[STORED DATA]
# # # # #
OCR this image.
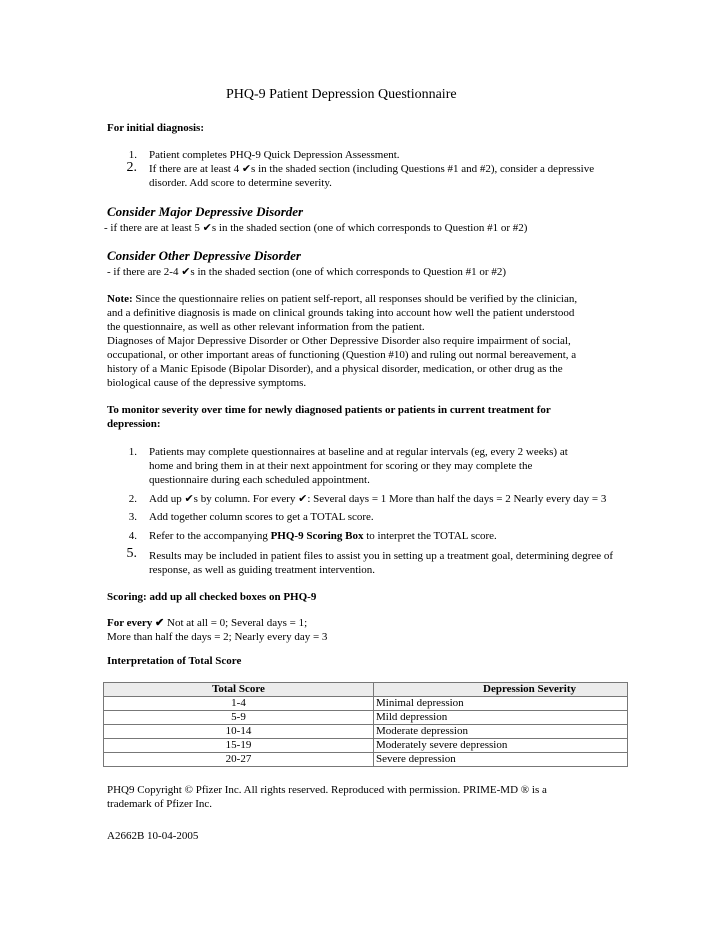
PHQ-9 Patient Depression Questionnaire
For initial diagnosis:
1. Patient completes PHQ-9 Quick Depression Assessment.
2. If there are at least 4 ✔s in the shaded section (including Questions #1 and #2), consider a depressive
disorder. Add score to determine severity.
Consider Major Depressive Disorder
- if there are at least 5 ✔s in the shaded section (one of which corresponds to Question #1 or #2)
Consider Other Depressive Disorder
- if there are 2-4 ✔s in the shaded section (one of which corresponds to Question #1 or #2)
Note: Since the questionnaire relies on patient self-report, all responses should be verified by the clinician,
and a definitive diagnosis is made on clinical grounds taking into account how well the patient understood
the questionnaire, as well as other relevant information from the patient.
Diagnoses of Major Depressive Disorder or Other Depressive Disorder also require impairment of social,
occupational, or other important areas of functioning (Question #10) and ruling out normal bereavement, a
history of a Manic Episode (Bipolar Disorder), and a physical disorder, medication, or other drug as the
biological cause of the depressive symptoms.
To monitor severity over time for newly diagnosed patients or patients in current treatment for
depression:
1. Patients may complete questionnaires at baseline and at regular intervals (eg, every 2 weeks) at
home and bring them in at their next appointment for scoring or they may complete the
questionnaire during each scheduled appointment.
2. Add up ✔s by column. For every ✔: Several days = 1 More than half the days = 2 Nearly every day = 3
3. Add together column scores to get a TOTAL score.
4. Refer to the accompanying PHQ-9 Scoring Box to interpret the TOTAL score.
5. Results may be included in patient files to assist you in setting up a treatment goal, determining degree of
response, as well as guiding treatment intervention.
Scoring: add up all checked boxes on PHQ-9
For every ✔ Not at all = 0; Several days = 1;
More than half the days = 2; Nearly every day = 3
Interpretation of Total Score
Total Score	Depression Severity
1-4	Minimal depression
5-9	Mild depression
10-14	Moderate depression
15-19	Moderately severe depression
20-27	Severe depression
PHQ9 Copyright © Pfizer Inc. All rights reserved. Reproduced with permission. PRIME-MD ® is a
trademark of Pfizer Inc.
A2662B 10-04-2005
# # # # #
Find every line in the records above that contains the word "there", and copy each one.

[YOUR RESPONSE]
2. If there are at least 4 ✔s in the shaded section (including Questions #1 and #2), consider a depressive
- if there are at least 5 ✔s in the shaded section (one of which corresponds to Question #1 or #2)
- if there are 2-4 ✔s in the shaded section (one of which corresponds to Question #1 or #2)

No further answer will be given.